- Task to complete -
The entries below are to be transcribed in full, without their images.
++++ Rows
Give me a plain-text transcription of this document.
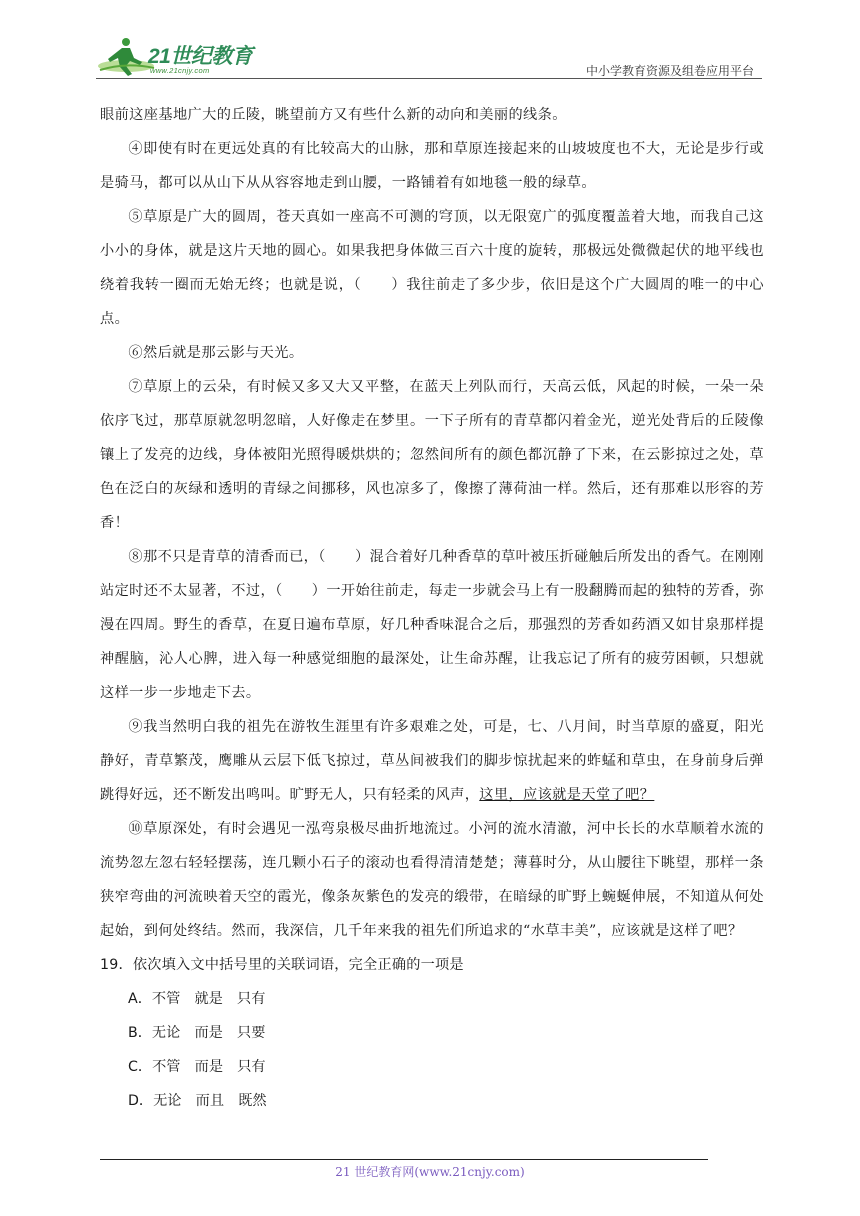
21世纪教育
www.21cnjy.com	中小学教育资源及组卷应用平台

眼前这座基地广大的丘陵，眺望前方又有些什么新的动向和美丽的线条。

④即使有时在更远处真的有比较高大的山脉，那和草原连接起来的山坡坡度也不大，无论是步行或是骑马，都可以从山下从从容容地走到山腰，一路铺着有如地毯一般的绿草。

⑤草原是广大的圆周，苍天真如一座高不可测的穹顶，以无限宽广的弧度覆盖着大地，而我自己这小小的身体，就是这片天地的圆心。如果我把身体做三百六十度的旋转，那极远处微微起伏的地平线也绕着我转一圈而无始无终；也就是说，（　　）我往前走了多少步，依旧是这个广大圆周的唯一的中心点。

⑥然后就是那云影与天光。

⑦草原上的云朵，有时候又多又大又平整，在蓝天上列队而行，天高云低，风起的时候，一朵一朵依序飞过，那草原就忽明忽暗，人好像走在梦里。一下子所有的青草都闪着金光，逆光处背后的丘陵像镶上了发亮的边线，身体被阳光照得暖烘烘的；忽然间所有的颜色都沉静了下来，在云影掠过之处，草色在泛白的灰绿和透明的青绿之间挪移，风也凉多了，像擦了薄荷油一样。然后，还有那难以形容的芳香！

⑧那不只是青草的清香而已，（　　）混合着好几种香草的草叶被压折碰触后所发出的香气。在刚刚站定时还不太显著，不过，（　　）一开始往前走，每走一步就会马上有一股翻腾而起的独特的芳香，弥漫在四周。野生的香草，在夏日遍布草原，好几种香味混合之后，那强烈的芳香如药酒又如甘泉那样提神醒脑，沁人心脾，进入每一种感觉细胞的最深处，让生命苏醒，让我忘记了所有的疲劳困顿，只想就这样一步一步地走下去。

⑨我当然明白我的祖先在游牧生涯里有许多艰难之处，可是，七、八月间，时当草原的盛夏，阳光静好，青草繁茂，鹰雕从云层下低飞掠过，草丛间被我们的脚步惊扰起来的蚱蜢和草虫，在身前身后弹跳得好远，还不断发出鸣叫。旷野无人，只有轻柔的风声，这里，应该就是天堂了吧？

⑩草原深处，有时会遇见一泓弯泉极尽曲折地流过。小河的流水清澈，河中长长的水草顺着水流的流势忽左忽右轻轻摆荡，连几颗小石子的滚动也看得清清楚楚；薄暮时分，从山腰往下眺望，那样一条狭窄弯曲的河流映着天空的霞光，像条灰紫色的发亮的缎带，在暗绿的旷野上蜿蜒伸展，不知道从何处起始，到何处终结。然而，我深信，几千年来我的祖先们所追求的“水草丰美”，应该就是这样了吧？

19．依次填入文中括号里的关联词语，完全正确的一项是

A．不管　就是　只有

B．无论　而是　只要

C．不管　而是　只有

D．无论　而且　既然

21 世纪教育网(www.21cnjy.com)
++++++++
- The solution -
Give me a plain-text transcription of this document.
21世纪教育
www.21cnjy.com	中小学教育资源及组卷应用平台

眼前这座基地广大的丘陵，眺望前方又有些什么新的动向和美丽的线条。

④即使有时在更远处真的有比较高大的山脉，那和草原连接起来的山坡坡度也不大，无论是步行或是骑马，都可以从山下从从容容地走到山腰，一路铺着有如地毯一般的绿草。

⑤草原是广大的圆周，苍天真如一座高不可测的穹顶，以无限宽广的弧度覆盖着大地，而我自己这小小的身体，就是这片天地的圆心。如果我把身体做三百六十度的旋转，那极远处微微起伏的地平线也绕着我转一圈而无始无终；也就是说，（　　）我往前走了多少步，依旧是这个广大圆周的唯一的中心点。

⑥然后就是那云影与天光。

⑦草原上的云朵，有时候又多又大又平整，在蓝天上列队而行，天高云低，风起的时候，一朵一朵依序飞过，那草原就忽明忽暗，人好像走在梦里。一下子所有的青草都闪着金光，逆光处背后的丘陵像镶上了发亮的边线，身体被阳光照得暖烘烘的；忽然间所有的颜色都沉静了下来，在云影掠过之处，草色在泛白的灰绿和透明的青绿之间挪移，风也凉多了，像擦了薄荷油一样。然后，还有那难以形容的芳香！

⑧那不只是青草的清香而已，（　　）混合着好几种香草的草叶被压折碰触后所发出的香气。在刚刚站定时还不太显著，不过，（　　）一开始往前走，每走一步就会马上有一股翻腾而起的独特的芳香，弥漫在四周。野生的香草，在夏日遍布草原，好几种香味混合之后，那强烈的芳香如药酒又如甘泉那样提神醒脑，沁人心脾，进入每一种感觉细胞的最深处，让生命苏醒，让我忘记了所有的疲劳困顿，只想就这样一步一步地走下去。

⑨我当然明白我的祖先在游牧生涯里有许多艰难之处，可是，七、八月间，时当草原的盛夏，阳光静好，青草繁茂，鹰雕从云层下低飞掠过，草丛间被我们的脚步惊扰起来的蚱蜢和草虫，在身前身后弹跳得好远，还不断发出鸣叫。旷野无人，只有轻柔的风声，这里，应该就是天堂了吧？

⑩草原深处，有时会遇见一泓弯泉极尽曲折地流过。小河的流水清澈，河中长长的水草顺着水流的流势忽左忽右轻轻摆荡，连几颗小石子的滚动也看得清清楚楚；薄暮时分，从山腰往下眺望，那样一条狭窄弯曲的河流映着天空的霞光，像条灰紫色的发亮的缎带，在暗绿的旷野上蜿蜒伸展，不知道从何处起始，到何处终结。然而，我深信，几千年来我的祖先们所追求的“水草丰美”，应该就是这样了吧？

19．依次填入文中括号里的关联词语，完全正确的一项是

A．不管　就是　只有

B．无论　而是　只要

C．不管　而是　只有

D．无论　而且　既然

21 世纪教育网(www.21cnjy.com)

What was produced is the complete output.